> TASK DIRECTIONS: Locate the line containing "What does this" in the material below; repeat it and every line after it, exactly as written.

>> start THE RECORDS

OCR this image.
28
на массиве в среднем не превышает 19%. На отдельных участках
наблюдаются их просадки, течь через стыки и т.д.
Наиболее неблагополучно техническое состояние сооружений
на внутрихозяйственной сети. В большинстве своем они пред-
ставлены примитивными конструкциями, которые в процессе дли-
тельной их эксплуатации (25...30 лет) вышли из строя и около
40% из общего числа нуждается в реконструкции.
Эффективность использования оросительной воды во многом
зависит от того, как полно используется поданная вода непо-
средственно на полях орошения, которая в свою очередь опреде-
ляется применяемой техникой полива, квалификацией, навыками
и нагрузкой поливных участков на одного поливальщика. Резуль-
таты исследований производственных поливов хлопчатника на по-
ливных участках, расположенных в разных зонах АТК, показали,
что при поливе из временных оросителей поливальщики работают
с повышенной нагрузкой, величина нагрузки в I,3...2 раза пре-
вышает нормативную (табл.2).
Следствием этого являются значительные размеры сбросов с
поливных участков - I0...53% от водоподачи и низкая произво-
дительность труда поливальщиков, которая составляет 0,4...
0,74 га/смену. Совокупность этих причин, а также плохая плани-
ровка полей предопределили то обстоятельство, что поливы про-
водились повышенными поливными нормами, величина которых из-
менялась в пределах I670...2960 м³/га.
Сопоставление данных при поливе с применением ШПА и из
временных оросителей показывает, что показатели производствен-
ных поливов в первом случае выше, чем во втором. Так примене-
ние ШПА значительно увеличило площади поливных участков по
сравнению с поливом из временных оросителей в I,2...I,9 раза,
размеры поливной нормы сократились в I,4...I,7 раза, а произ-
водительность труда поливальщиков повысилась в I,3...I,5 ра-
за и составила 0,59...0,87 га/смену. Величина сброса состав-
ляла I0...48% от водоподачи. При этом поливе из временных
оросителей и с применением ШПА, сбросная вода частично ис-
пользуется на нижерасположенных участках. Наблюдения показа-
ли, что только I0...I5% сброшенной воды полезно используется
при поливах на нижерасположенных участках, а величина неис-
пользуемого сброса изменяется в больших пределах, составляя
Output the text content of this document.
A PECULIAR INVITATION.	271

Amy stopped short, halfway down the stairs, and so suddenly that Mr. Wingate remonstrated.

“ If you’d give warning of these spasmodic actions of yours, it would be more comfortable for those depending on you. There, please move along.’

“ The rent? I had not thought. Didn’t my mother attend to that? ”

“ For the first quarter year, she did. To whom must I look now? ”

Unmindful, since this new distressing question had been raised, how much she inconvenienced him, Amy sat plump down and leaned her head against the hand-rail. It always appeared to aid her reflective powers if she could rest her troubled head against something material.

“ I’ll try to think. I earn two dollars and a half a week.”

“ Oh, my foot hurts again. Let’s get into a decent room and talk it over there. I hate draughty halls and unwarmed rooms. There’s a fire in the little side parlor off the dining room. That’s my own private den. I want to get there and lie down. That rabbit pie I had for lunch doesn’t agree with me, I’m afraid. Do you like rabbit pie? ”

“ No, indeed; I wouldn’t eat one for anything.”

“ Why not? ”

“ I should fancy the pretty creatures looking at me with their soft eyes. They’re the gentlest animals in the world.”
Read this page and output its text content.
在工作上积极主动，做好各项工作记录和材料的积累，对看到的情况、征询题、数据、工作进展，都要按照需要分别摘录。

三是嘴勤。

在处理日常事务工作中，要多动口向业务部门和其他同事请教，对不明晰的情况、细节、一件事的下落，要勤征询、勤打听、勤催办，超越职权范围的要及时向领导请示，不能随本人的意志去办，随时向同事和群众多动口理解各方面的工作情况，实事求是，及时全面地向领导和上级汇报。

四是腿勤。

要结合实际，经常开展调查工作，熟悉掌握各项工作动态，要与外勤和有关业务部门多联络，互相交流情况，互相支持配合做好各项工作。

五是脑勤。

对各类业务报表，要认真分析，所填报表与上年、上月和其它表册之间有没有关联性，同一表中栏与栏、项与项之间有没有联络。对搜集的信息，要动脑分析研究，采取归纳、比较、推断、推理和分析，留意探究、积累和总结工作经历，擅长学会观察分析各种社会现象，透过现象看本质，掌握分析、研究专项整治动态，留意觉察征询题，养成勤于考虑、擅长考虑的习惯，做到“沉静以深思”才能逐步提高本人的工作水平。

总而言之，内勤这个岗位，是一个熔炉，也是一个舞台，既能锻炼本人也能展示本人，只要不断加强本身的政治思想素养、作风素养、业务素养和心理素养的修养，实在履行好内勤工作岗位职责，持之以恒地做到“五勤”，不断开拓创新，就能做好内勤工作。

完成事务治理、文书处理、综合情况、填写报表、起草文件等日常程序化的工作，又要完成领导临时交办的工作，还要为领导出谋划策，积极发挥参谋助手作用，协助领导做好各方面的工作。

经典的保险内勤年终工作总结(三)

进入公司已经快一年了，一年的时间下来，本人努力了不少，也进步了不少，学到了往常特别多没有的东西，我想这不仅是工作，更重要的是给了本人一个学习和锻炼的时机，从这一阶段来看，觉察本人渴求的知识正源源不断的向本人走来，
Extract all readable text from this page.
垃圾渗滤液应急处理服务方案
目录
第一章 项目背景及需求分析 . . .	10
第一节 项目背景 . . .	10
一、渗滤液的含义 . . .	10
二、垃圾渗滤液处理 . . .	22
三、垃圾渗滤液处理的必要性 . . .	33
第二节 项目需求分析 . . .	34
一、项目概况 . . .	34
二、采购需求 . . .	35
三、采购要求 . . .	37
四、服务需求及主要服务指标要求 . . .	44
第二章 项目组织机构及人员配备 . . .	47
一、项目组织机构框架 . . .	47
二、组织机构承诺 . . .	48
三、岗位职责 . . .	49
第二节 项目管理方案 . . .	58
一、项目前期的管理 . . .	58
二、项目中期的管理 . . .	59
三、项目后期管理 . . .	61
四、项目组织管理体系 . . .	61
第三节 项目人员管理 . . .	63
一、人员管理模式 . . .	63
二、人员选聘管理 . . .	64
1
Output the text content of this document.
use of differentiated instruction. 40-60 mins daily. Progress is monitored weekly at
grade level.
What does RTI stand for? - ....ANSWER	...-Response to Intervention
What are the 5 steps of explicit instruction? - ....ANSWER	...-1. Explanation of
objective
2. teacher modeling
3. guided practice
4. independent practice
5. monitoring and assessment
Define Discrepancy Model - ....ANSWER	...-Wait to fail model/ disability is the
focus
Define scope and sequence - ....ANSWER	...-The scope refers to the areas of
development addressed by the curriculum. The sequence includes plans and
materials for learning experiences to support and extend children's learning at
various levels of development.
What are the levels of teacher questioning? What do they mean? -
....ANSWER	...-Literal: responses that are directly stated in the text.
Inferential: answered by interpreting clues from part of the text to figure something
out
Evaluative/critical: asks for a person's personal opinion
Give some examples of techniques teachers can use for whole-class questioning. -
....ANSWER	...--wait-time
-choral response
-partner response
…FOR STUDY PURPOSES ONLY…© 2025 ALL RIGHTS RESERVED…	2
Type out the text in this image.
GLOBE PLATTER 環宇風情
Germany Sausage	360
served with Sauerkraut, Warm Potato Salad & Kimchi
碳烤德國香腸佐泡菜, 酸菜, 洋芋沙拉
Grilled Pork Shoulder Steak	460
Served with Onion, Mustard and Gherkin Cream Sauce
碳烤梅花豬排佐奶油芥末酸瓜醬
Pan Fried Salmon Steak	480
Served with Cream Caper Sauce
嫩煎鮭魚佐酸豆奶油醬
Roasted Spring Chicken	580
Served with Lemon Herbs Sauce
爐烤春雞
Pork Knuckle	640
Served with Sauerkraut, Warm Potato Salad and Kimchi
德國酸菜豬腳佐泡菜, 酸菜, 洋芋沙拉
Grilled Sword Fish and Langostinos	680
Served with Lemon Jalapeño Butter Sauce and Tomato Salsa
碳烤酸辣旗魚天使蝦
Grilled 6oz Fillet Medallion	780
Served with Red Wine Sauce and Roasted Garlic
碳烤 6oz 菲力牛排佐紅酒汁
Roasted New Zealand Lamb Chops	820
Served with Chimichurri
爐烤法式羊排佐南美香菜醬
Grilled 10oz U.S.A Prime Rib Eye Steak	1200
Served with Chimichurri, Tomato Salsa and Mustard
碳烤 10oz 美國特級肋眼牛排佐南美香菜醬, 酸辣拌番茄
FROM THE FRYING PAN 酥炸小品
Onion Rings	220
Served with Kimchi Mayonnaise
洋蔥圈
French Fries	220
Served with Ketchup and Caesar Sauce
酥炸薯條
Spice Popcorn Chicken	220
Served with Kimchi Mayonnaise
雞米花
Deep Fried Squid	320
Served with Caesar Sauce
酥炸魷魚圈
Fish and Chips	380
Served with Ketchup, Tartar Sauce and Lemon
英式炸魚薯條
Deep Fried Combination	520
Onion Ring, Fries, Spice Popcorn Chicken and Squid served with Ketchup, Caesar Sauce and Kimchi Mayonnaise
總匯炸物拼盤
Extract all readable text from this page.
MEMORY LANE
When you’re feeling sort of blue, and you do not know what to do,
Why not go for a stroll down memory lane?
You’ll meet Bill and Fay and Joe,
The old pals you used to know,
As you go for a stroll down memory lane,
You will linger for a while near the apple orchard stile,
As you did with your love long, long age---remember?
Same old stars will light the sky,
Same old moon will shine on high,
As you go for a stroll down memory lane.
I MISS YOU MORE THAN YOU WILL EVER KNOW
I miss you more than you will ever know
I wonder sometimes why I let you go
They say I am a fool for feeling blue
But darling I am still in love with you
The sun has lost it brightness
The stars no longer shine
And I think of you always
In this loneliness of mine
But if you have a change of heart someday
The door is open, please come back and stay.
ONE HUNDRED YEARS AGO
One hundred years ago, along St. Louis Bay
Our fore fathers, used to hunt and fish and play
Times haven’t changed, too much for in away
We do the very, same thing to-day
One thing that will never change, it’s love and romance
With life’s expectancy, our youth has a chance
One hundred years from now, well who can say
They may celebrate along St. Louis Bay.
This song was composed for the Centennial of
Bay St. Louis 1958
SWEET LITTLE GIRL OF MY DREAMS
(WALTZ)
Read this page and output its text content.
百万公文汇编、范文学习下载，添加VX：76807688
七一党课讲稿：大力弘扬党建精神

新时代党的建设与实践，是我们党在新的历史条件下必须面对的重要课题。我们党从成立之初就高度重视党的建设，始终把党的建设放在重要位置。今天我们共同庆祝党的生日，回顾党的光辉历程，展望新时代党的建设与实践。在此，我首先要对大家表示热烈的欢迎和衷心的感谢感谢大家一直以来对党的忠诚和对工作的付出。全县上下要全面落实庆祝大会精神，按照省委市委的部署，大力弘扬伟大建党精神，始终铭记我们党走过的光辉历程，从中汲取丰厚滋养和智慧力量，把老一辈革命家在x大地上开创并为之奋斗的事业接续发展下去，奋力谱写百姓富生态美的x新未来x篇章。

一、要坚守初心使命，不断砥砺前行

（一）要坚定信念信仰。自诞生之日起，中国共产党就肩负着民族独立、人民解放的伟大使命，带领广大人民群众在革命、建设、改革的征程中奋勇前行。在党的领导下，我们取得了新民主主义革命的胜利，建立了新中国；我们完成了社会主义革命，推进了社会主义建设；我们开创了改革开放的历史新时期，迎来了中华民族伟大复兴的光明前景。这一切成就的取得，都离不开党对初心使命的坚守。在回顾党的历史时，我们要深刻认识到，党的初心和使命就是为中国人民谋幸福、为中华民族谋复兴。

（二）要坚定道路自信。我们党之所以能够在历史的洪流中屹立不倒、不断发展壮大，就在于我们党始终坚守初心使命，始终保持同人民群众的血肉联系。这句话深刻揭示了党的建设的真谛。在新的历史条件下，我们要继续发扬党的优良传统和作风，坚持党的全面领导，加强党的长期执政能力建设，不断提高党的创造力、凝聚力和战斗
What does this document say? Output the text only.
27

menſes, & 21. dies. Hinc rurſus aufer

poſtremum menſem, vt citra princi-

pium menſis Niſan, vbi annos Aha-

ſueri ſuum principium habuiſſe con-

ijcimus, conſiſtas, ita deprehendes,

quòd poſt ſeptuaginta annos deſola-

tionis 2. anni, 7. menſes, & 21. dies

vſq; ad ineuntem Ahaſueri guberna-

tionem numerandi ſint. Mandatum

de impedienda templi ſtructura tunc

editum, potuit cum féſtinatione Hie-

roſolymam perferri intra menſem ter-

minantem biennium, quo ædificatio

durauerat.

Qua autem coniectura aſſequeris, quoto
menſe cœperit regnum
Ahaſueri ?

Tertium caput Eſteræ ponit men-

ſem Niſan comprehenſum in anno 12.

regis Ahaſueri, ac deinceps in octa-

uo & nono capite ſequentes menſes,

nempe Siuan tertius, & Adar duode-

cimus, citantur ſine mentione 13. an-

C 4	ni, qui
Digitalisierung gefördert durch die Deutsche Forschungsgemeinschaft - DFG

>> end THE RECORDS

> FINAL RESULT:
What does this document say? Output the text only.
27

menſes, & 21. dies. Hinc rurſus aufer

poſtremum menſem, vt citra princi-

pium menſis Niſan, vbi annos Aha-

ſueri ſuum principium habuiſſe con-

ijcimus, conſiſtas, ita deprehendes,

quòd poſt ſeptuaginta annos deſola-

tionis 2. anni, 7. menſes, & 21. dies

vſq; ad ineuntem Ahaſueri guberna-

tionem numerandi ſint. Mandatum

de impedienda templi ſtructura tunc

editum, potuit cum féſtinatione Hie-

roſolymam perferri intra menſem ter-

minantem biennium, quo ædificatio

durauerat.

Qua autem coniectura aſſequeris, quoto
menſe cœperit regnum
Ahaſueri ?

Tertium caput Eſteræ ponit men-

ſem Niſan comprehenſum in anno 12.

regis Ahaſueri, ac deinceps in octa-

uo & nono capite ſequentes menſes,

nempe Siuan tertius, & Adar duode-

cimus, citantur ſine mentione 13. an-

C 4	ni, qui
Digitalisierung gefördert durch die Deutsche Forschungsgemeinschaft - DFG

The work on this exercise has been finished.